• TO DO
Find every line in the records below that contains the word "灾害防治及应急管理支出", and copy each such line.

Stored entries
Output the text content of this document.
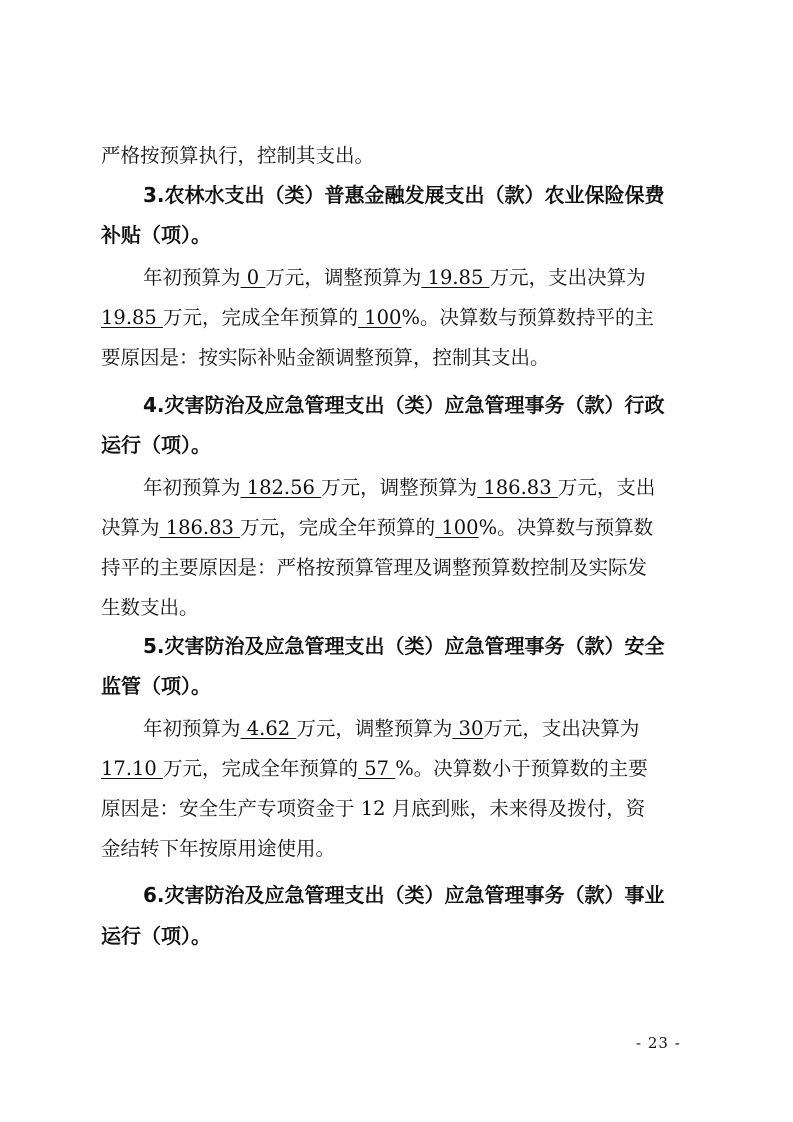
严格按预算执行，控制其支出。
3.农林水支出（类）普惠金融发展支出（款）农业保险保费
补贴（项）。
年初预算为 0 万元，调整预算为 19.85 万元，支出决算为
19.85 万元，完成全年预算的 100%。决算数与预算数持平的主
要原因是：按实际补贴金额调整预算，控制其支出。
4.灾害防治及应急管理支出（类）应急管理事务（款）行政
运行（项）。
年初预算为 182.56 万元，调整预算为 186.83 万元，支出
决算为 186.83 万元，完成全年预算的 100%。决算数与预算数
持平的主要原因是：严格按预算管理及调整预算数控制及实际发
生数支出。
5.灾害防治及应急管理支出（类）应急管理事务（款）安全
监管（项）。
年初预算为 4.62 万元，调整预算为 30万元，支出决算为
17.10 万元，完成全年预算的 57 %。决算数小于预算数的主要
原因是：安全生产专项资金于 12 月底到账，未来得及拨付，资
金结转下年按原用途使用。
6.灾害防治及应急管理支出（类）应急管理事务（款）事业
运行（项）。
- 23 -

---

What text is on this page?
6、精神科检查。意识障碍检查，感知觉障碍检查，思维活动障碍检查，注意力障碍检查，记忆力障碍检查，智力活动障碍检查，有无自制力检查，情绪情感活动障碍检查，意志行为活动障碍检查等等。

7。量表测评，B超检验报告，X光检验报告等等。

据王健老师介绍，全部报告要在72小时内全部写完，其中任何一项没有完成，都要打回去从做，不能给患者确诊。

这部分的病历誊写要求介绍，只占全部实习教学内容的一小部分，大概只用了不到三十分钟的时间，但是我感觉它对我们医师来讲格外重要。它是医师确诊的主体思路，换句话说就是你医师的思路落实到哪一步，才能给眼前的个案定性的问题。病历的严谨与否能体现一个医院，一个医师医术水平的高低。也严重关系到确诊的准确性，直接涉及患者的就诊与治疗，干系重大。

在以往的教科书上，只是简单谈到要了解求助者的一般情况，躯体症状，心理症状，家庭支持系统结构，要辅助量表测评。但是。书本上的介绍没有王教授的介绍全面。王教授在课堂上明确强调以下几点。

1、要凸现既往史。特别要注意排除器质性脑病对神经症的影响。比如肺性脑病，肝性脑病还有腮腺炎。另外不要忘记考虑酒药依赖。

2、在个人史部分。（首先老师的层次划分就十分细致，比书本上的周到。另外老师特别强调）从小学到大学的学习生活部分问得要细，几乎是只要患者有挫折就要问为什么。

• PROBLEM SOLUTION
4.灾害防治及应急管理支出（类）应急管理事务（款）行政
5.灾害防治及应急管理支出（类）应急管理事务（款）安全
6.灾害防治及应急管理支出（类）应急管理事务（款）事业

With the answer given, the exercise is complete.